>> Begin

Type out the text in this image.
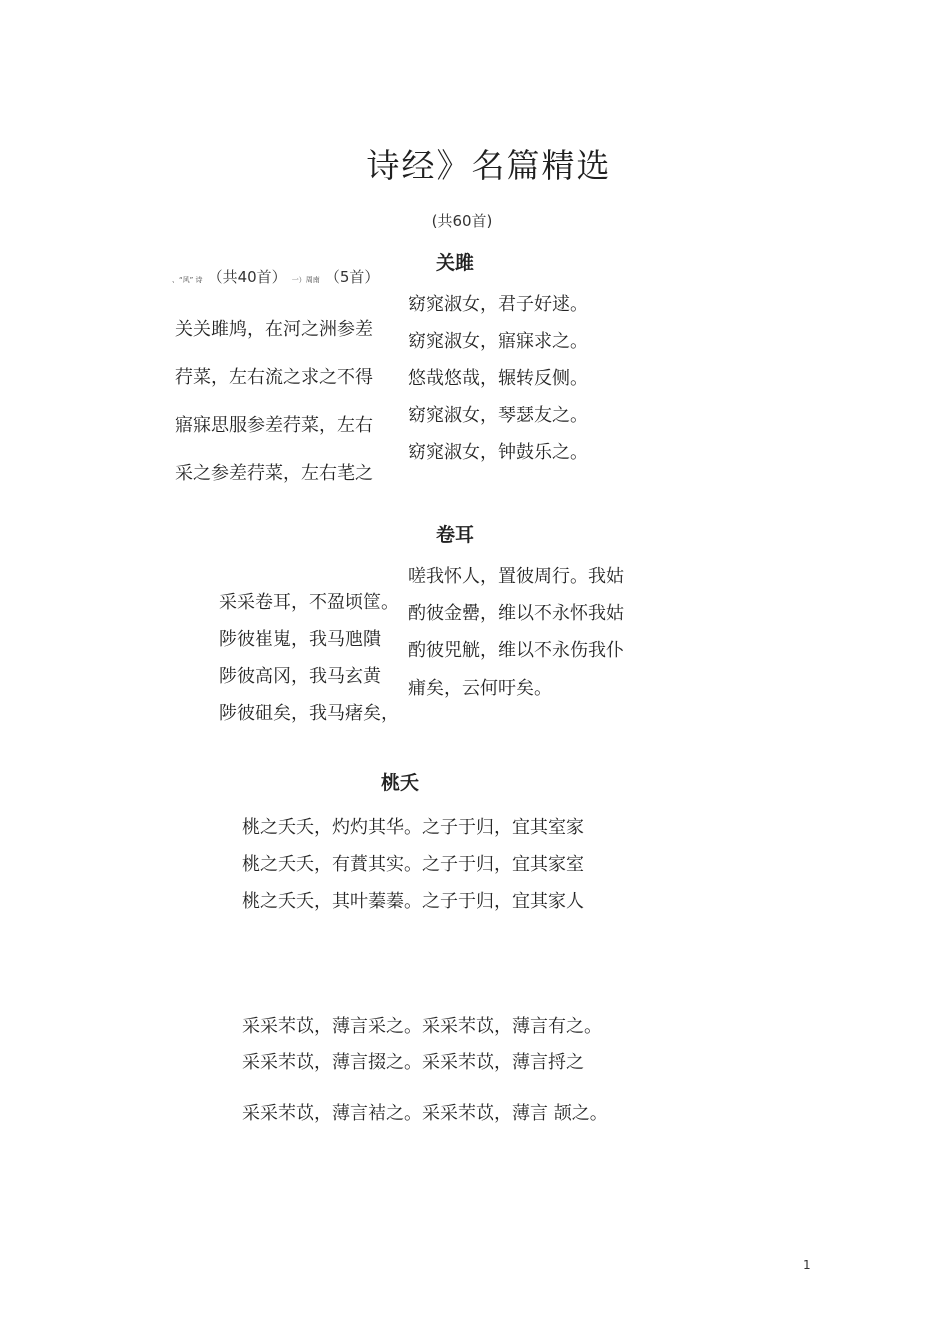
诗经》名篇精选
(共60首)
关雎
、“风” 诗 （共40首） 一）周南 （5首）
关关雎鸠，在河之洲参差
荇菜，左右流之求之不得
寤寐思服参差荇菜，左右
采之参差荇菜，左右芼之
窈窕淑女，君子好逑。
窈窕淑女，寤寐求之。
悠哉悠哉，辗转反侧。
窈窕淑女，琴瑟友之。
窈窕淑女，钟鼓乐之。
卷耳
采采卷耳，不盈顷筐。
陟彼崔嵬，我马虺隤
陟彼高冈，我马玄黄
陟彼砠矣，我马瘏矣，
嗟我怀人，置彼周行。我姑
酌彼金罍，维以不永怀我姑
酌彼兕觥，维以不永伤我仆
痡矣，云何吁矣。
桃夭
桃之夭夭，灼灼其华。之子于归，宜其室家
桃之夭夭，有蕡其实。之子于归，宜其家室
桃之夭夭，其叶蓁蓁。之子于归，宜其家人
采采芣苡，薄言采之。采采芣苡，薄言有之。
采采芣苡，薄言掇之。采采芣苡，薄言捋之
采采芣苡，薄言袺之。采采芣苡，薄言 颉之。
1
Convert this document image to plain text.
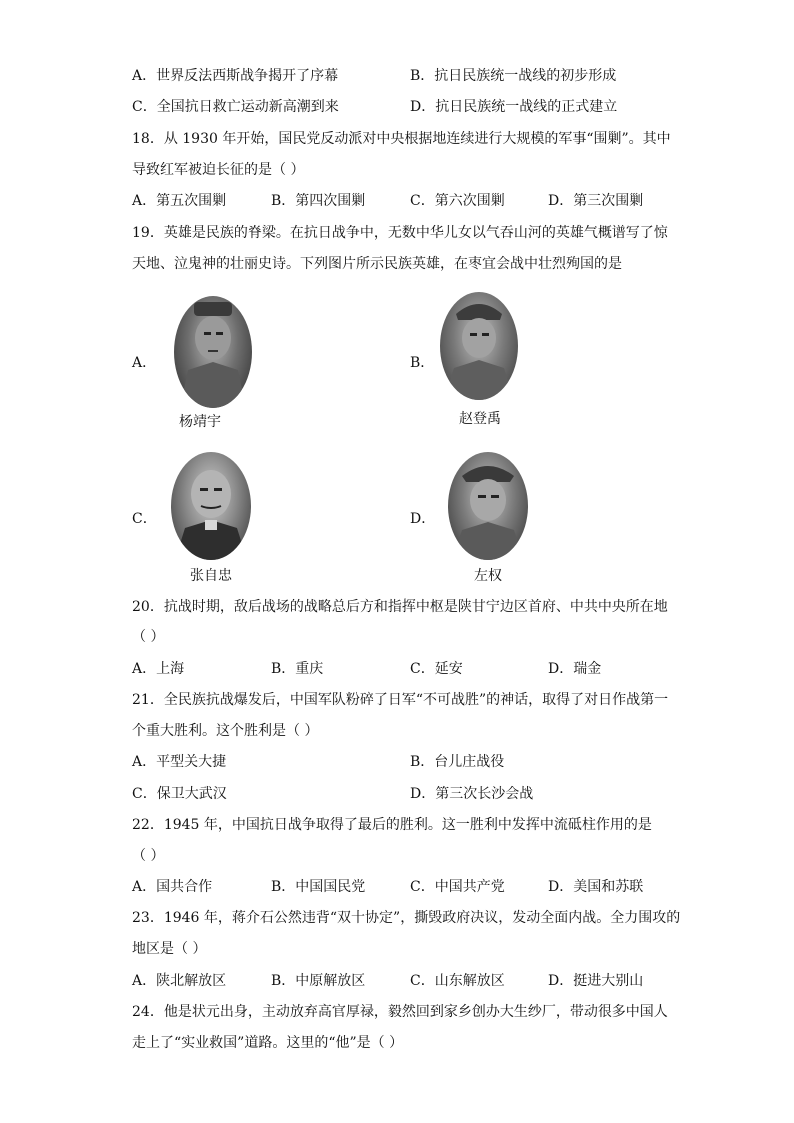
A．世界反法西斯战争揭开了序幕	B．抗日民族统一战线的初步形成
C．全国抗日救亡运动新高潮到来	D．抗日民族统一战线的正式建立
18．从 1930 年开始，国民党反动派对中央根据地连续进行大规模的军事“围剿”。其中
导致红军被迫长征的是（ ）
A．第五次围剿	B．第四次围剿	C．第六次围剿	D．第三次围剿
19．英雄是民族的脊梁。在抗日战争中，无数中华儿女以气吞山河的英雄气概谱写了惊
天地、泣鬼神的壮丽史诗。下列图片所示民族英雄，在枣宜会战中壮烈殉国的是
A．
杨靖宇
B．
赵登禹
C．
张自忠
D．
左权
20．抗战时期，敌后战场的战略总后方和指挥中枢是陕甘宁边区首府、中共中央所在地
（ ）
A．上海	B．重庆	C．延安	D．瑞金
21．全民族抗战爆发后，中国军队粉碎了日军“不可战胜”的神话，取得了对日作战第一
个重大胜利。这个胜利是（ ）
A．平型关大捷	B．台儿庄战役
C．保卫大武汉	D．第三次长沙会战
22．1945 年，中国抗日战争取得了最后的胜利。这一胜利中发挥中流砥柱作用的是
（ ）
A．国共合作	B．中国国民党	C．中国共产党	D．美国和苏联
23．1946 年，蒋介石公然违背“双十协定”，撕毁政府决议，发动全面内战。全力围攻的
地区是（ ）
A．陕北解放区	B．中原解放区	C．山东解放区	D．挺进大别山
24．他是状元出身，主动放弃高官厚禄，毅然回到家乡创办大生纱厂，带动很多中国人
走上了“实业救国”道路。这里的“他”是（ ）
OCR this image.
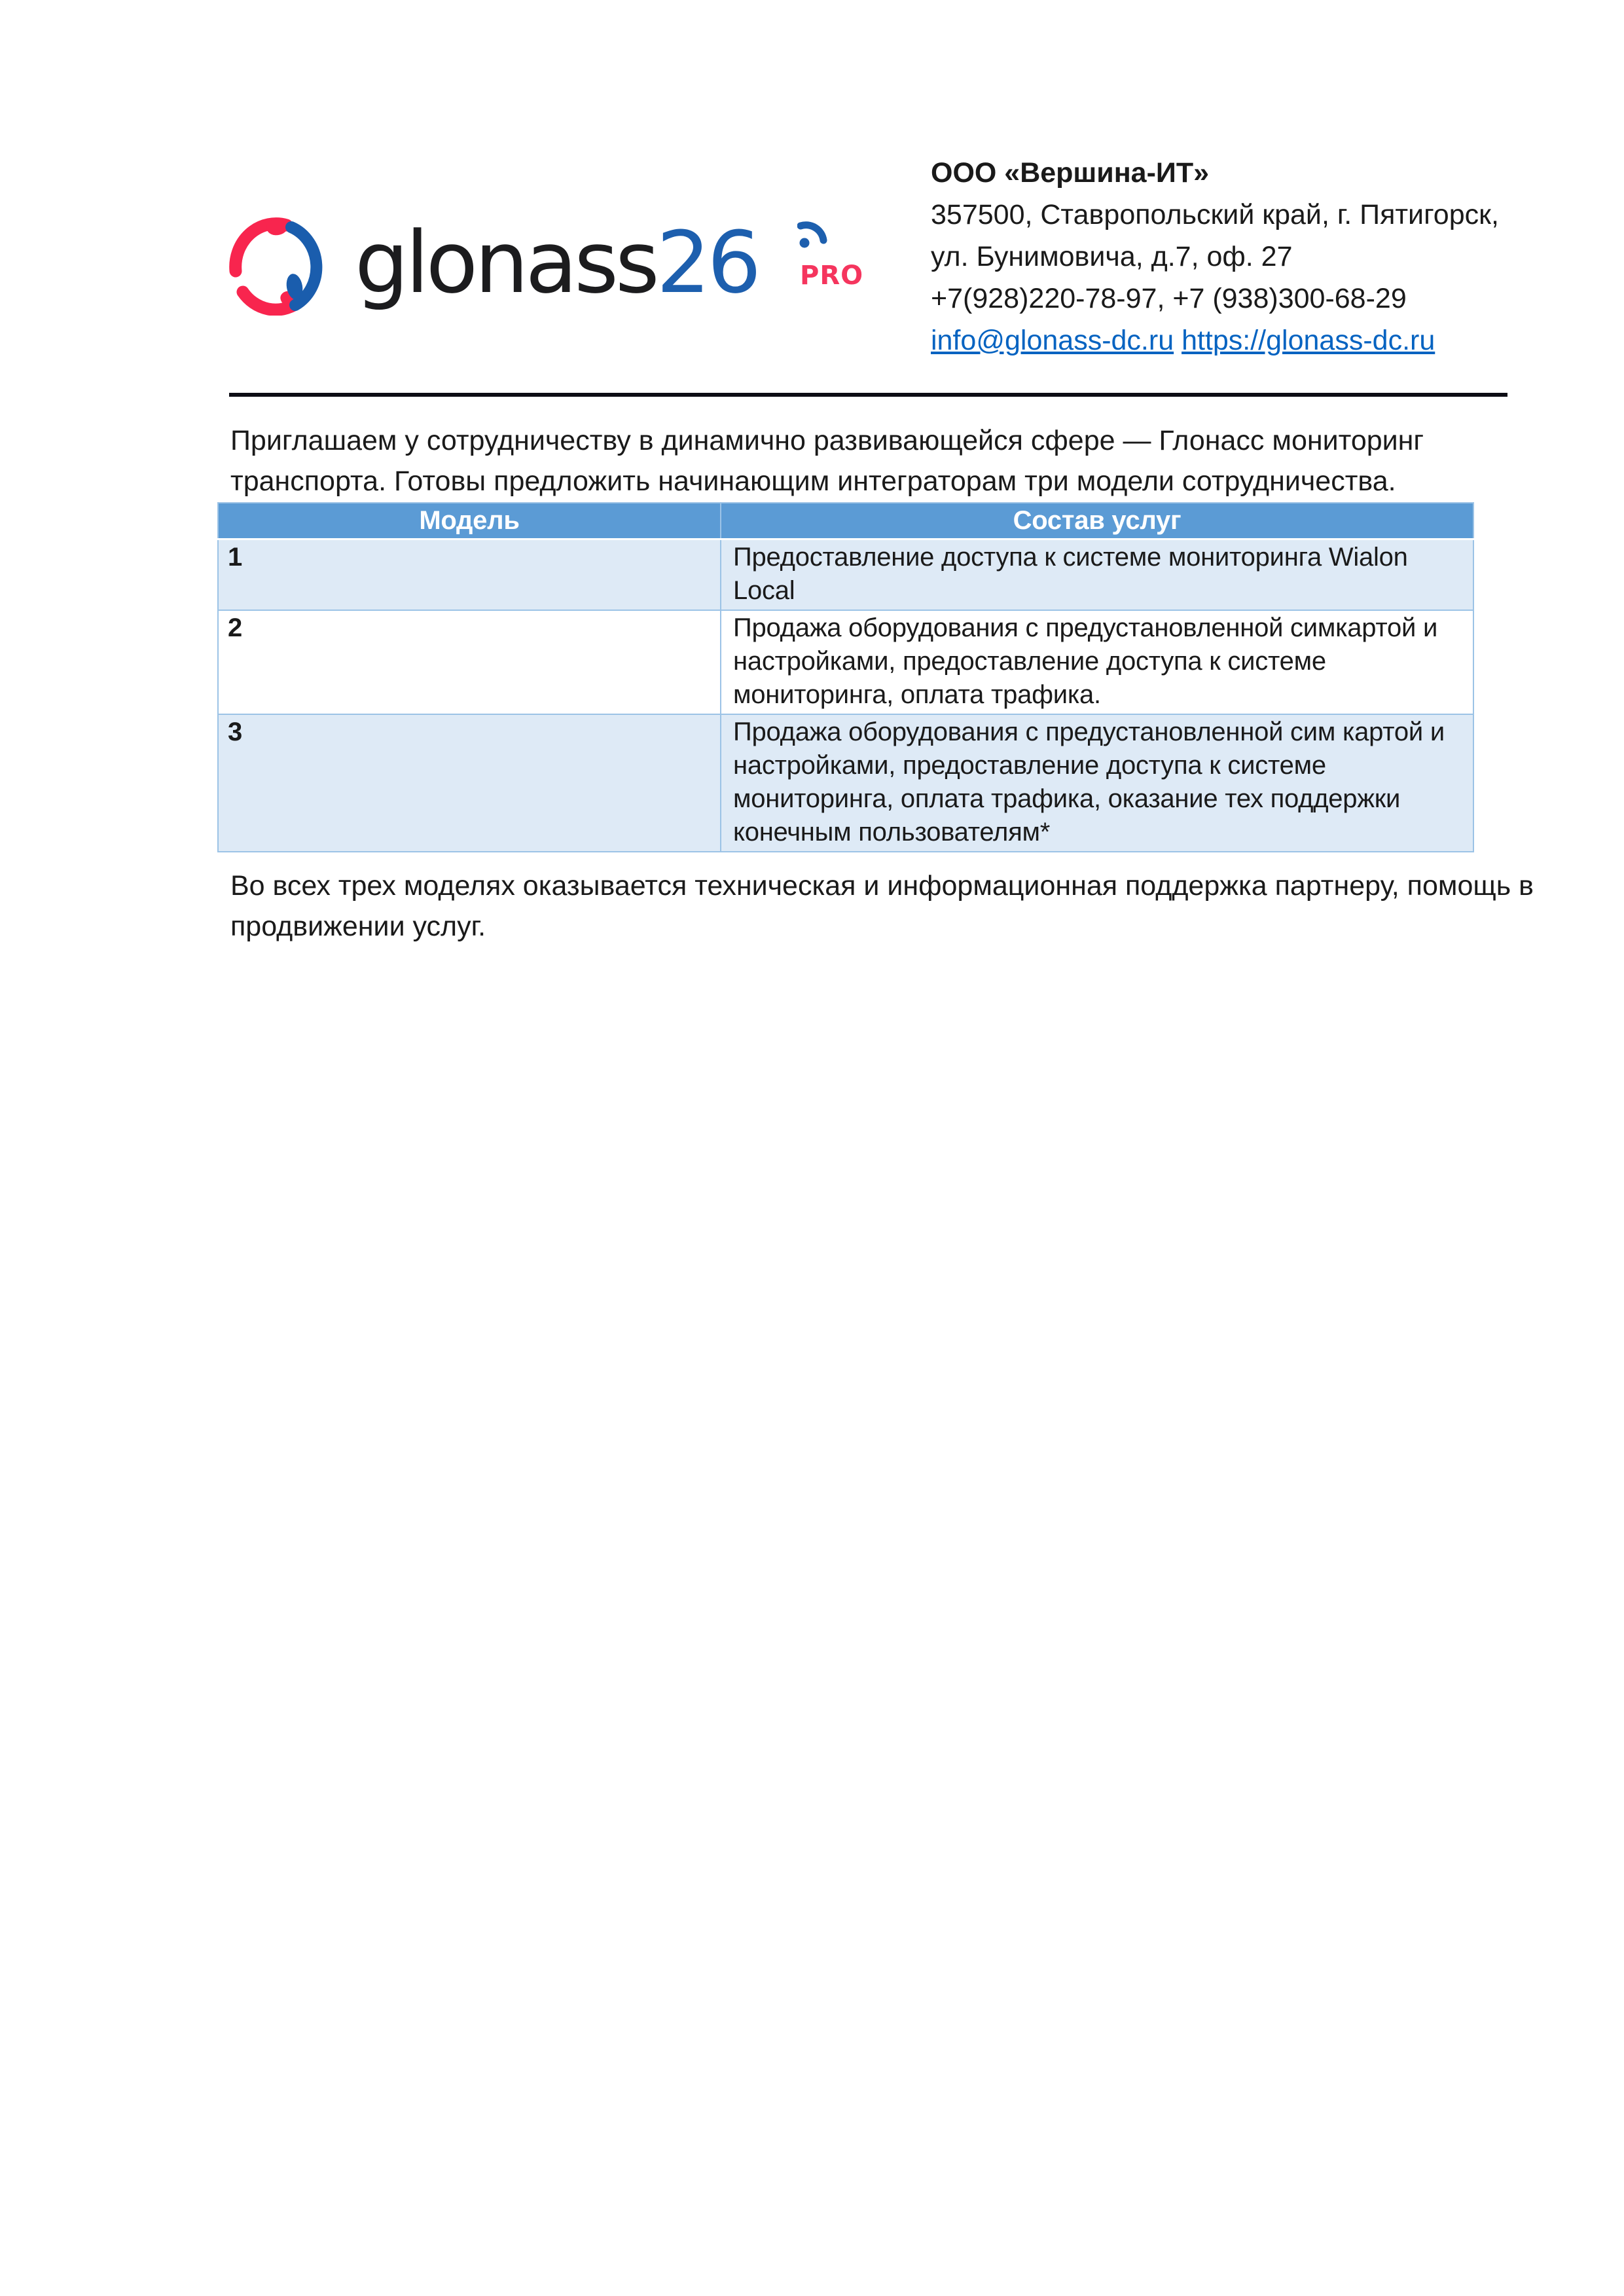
glonass26 PRO
ООО «Вершина-ИТ»
357500, Ставропольский край, г. Пятигорск,
ул. Бунимовича, д.7, оф. 27
+7(928)220-78-97, +7 (938)300-68-29
info@glonass-dc.ru https://glonass-dc.ru
Приглашаем у сотрудничеству в динамично развивающейся сфере — Глонасс мониторинг
транспорта. Готовы предложить начинающим интеграторам три модели сотрудничества.
Модель	Состав услуг
1	Предоставление доступа к системе мониторинга Wialon Local
2	Продажа оборудования с предустановленной симкартой и настройками, предоставление доступа к системе мониторинга, оплата трафика.
3	Продажа оборудования с предустановленной сим картой и настройками, предоставление доступа к системе мониторинга, оплата трафика, оказание тех поддержки конечным пользователям*
Во всех трех моделях оказывается техническая и информационная поддержка партнеру, помощь в
продвижении услуг.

>> End

How many lines in the records above contain the word "采采芣苡"? Reply with the number alone.

3